▶ _EXERCISE DIRECTIONS_
According to the source document, how much in cumulative net losses has the Company incurred since its inception?

▶ _SOURCE DOCUMENT_
# # # #

In December 2001, the SEC requested that all registrants list their most “critical accounting polices” in the Management Discussion and Analysis. The SEC indicated that a “critical accounting policy” is one which is both important to the portrayal of a company’s financial condition and results, and requires management’s most difficult, subjective, or complex judgments, often as a result of the need to make estimates about the effect of matters that are inherently uncertain.

 

Going concern – The accompanying financial statements have been prepared on a going concern basis, which contemplates the realization of assets and the satisfaction of liabilities in the normal course of business. The Company has incurred cumulative net losses of $64,688,657 since its inception and requires capital for its contemplated operational and marketing activities to take place. The Company’s ability to raise additional capital through the future sales of common stock is unknown. The obtainment of additional financing, the successful development of the Company’s contemplated plan of operations, and its transition, ultimately, to the attainment of profitable operations are necessary for the Company to continue operations. The ability to successfully resolve these factors raise substantial doubt about the Company’s ability to continue as a going concern. The consolidated financial statements of the Company do not include any adjustments that may result from the outcome of these aforementioned uncertainties.

 

Item 3 Quantitative and Qualitative Disclosures about Market Risk

 

Pursuant to Item 305(e) of Regulation S-K (§ 229.305(e)), the Company is not required to provide the information required by this Item as it is a “smaller reporting company,” as defined by Rule 229.10(f)(1).

 

Item 4 Controls and Procedures

 

(a) Our management is responsible for establishing and maintaining adequate internal control over financial reporting as defined in Rules 13a-15(f) and 15d-15(f) under the Exchange Act, and for the assessment of the effectiveness of internal control over financial reporting. As defined by the Securities and Exchange Commission, internal control over financial reporting is a process designed by, or under the supervision of our Principal Executive and Financial Officer and implemented by our Board of Directors, management, and other personnel, to provide reasonable assurance regarding the reliability of financial reporting and the preparation of our financial statements in accordance with U.S. generally accepted accounting principles.

# # # #

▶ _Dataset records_
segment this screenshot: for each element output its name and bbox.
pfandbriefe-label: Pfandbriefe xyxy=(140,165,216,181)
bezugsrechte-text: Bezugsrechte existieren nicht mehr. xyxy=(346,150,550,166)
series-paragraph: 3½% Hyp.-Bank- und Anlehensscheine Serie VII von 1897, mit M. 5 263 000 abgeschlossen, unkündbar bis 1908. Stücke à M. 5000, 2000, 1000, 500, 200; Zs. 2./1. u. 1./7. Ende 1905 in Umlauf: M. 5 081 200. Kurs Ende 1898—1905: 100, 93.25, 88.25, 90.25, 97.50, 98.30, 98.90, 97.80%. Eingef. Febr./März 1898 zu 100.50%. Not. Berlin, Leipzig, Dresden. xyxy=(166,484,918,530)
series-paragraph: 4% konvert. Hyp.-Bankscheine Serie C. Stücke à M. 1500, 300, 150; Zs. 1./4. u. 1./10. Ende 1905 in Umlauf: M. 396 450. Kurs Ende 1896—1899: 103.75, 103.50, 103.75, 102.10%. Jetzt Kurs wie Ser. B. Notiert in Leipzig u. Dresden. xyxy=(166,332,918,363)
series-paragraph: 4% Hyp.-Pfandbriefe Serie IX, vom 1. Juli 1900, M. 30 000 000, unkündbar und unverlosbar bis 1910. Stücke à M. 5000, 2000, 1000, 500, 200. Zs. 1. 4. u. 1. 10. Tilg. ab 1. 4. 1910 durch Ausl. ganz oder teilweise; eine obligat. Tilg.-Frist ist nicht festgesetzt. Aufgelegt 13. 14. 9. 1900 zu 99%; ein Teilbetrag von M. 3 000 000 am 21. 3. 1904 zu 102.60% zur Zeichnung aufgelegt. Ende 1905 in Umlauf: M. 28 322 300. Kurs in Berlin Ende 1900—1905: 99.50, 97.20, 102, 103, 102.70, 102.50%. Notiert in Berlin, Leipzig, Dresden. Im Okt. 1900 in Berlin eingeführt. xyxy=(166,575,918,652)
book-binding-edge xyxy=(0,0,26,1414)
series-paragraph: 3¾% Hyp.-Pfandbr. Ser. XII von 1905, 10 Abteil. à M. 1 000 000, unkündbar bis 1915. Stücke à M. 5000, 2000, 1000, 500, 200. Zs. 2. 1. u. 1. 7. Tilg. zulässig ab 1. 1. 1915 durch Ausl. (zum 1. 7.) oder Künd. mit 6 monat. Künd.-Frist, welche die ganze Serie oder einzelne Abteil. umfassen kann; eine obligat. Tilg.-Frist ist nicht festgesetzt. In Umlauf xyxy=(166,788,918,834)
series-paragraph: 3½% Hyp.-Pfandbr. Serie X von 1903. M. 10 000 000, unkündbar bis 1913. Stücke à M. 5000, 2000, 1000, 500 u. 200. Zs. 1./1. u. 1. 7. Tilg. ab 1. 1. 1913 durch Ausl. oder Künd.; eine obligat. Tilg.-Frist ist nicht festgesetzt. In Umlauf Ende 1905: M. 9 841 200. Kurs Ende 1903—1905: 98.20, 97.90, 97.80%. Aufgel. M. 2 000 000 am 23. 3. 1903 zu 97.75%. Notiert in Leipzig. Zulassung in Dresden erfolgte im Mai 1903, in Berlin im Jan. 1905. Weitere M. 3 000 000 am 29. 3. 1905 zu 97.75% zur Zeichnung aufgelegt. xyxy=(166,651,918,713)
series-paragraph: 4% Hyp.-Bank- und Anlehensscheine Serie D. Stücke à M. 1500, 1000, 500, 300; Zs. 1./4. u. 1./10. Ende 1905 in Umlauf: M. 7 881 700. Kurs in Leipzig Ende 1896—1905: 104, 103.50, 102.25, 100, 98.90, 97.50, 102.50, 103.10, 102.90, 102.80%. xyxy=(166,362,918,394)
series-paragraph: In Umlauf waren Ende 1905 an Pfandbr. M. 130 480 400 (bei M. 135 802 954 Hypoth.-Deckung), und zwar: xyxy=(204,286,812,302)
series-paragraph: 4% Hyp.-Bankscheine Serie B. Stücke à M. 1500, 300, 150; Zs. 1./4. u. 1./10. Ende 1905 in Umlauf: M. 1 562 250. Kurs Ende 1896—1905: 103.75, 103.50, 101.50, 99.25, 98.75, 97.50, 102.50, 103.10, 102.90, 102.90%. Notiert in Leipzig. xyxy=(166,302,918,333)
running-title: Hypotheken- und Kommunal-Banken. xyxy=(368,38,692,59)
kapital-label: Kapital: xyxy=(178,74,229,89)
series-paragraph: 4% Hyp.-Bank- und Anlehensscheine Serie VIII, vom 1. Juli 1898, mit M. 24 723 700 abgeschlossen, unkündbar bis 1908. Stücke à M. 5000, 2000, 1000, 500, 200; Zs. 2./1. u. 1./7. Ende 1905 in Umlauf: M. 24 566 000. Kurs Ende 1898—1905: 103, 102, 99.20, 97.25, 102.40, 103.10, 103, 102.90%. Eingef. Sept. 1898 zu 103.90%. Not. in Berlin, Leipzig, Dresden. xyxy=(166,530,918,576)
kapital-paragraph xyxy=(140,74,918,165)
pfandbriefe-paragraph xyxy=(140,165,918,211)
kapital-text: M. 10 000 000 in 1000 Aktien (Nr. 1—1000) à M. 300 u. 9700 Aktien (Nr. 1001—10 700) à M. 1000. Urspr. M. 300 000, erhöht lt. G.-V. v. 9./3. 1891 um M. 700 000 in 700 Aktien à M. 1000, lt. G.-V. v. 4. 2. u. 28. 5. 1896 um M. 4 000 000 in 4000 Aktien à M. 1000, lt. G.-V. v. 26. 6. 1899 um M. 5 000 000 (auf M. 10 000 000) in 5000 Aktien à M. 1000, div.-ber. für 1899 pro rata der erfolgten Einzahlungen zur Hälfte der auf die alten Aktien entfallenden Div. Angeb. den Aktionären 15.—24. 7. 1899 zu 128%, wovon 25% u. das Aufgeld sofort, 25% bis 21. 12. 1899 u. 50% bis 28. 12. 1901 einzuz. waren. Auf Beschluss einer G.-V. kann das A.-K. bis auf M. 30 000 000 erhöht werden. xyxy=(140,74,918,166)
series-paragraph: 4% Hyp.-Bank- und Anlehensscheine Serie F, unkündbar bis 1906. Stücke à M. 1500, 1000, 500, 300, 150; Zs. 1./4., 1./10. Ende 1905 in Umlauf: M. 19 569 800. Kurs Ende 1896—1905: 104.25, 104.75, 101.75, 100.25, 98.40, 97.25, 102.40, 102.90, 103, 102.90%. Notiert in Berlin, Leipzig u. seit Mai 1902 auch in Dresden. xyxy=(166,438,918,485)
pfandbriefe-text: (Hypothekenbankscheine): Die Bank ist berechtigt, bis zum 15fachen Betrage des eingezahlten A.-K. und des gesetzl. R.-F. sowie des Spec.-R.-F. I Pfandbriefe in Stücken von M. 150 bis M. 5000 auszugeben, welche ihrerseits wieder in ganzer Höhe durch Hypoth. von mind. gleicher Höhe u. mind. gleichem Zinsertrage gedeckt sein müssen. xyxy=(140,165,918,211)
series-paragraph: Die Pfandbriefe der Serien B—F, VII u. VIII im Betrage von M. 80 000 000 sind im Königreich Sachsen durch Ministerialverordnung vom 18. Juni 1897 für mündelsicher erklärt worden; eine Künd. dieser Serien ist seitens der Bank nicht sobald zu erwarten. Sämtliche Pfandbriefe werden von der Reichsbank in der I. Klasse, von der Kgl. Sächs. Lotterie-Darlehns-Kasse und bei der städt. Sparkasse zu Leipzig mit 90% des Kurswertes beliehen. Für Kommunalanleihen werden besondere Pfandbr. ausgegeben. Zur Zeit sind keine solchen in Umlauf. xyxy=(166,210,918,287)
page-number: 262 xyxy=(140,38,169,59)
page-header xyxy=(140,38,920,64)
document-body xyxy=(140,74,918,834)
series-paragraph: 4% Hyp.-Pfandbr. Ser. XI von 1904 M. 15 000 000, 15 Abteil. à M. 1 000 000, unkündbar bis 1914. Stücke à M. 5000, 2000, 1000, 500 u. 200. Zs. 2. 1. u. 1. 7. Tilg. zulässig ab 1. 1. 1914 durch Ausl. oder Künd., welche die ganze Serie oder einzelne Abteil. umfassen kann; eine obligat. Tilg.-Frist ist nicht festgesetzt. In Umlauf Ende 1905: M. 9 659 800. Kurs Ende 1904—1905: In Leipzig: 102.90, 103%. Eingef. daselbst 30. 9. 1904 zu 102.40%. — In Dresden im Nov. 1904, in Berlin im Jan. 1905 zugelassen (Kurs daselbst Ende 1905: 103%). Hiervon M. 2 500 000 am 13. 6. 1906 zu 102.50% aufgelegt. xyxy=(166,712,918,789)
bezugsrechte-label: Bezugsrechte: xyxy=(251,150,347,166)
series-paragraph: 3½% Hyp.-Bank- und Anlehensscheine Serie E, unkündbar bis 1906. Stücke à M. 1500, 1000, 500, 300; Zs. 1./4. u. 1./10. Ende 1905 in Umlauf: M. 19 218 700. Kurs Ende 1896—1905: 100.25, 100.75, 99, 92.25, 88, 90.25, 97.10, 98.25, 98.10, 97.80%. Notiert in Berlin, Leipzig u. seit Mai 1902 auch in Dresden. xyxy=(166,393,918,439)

# # # #

▶ _THE REPLY_
$64,688,657